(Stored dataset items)
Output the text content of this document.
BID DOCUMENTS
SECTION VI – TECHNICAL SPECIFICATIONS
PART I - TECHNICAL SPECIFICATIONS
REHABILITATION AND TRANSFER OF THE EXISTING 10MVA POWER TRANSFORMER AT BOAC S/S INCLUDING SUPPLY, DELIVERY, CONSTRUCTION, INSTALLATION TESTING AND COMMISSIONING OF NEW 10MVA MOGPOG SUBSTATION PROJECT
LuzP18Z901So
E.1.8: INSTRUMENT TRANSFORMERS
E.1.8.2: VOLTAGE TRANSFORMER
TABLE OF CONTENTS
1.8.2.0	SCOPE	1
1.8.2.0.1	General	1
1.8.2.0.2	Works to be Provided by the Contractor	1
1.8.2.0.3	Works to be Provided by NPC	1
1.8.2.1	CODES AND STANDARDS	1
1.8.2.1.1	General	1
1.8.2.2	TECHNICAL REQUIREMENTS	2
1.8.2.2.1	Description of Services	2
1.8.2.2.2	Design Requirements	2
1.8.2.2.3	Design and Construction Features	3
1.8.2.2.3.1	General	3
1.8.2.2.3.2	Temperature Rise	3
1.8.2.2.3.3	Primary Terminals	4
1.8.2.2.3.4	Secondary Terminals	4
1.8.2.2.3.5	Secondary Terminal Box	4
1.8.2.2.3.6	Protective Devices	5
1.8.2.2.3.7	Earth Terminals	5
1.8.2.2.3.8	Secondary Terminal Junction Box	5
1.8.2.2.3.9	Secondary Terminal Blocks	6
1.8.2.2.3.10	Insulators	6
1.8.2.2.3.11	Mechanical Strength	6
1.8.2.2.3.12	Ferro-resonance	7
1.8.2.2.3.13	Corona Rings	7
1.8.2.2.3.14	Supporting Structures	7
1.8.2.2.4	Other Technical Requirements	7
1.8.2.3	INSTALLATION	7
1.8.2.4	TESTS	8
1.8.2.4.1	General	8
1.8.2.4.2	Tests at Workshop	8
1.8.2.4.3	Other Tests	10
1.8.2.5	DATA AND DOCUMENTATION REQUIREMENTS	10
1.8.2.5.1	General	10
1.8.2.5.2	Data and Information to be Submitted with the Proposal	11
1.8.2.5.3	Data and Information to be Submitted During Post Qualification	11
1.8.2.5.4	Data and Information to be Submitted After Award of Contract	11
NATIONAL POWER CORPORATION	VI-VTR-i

_Written request_
Copy out the material word for word and line for line.

_Output of the task_
Output the text content of this document.
BID DOCUMENTS
SECTION VI – TECHNICAL SPECIFICATIONS
PART I - TECHNICAL SPECIFICATIONS
REHABILITATION AND TRANSFER OF THE EXISTING 10MVA POWER TRANSFORMER AT BOAC S/S INCLUDING SUPPLY, DELIVERY, CONSTRUCTION, INSTALLATION TESTING AND COMMISSIONING OF NEW 10MVA MOGPOG SUBSTATION PROJECT
LuzP18Z901So
E.1.8: INSTRUMENT TRANSFORMERS
E.1.8.2: VOLTAGE TRANSFORMER
TABLE OF CONTENTS
1.8.2.0	SCOPE	1
1.8.2.0.1	General	1
1.8.2.0.2	Works to be Provided by the Contractor	1
1.8.2.0.3	Works to be Provided by NPC	1
1.8.2.1	CODES AND STANDARDS	1
1.8.2.1.1	General	1
1.8.2.2	TECHNICAL REQUIREMENTS	2
1.8.2.2.1	Description of Services	2
1.8.2.2.2	Design Requirements	2
1.8.2.2.3	Design and Construction Features	3
1.8.2.2.3.1	General	3
1.8.2.2.3.2	Temperature Rise	3
1.8.2.2.3.3	Primary Terminals	4
1.8.2.2.3.4	Secondary Terminals	4
1.8.2.2.3.5	Secondary Terminal Box	4
1.8.2.2.3.6	Protective Devices	5
1.8.2.2.3.7	Earth Terminals	5
1.8.2.2.3.8	Secondary Terminal Junction Box	5
1.8.2.2.3.9	Secondary Terminal Blocks	6
1.8.2.2.3.10	Insulators	6
1.8.2.2.3.11	Mechanical Strength	6
1.8.2.2.3.12	Ferro-resonance	7
1.8.2.2.3.13	Corona Rings	7
1.8.2.2.3.14	Supporting Structures	7
1.8.2.2.4	Other Technical Requirements	7
1.8.2.3	INSTALLATION	7
1.8.2.4	TESTS	8
1.8.2.4.1	General	8
1.8.2.4.2	Tests at Workshop	8
1.8.2.4.3	Other Tests	10
1.8.2.5	DATA AND DOCUMENTATION REQUIREMENTS	10
1.8.2.5.1	General	10
1.8.2.5.2	Data and Information to be Submitted with the Proposal	11
1.8.2.5.3	Data and Information to be Submitted During Post Qualification	11
1.8.2.5.4	Data and Information to be Submitted After Award of Contract	11
NATIONAL POWER CORPORATION	VI-VTR-i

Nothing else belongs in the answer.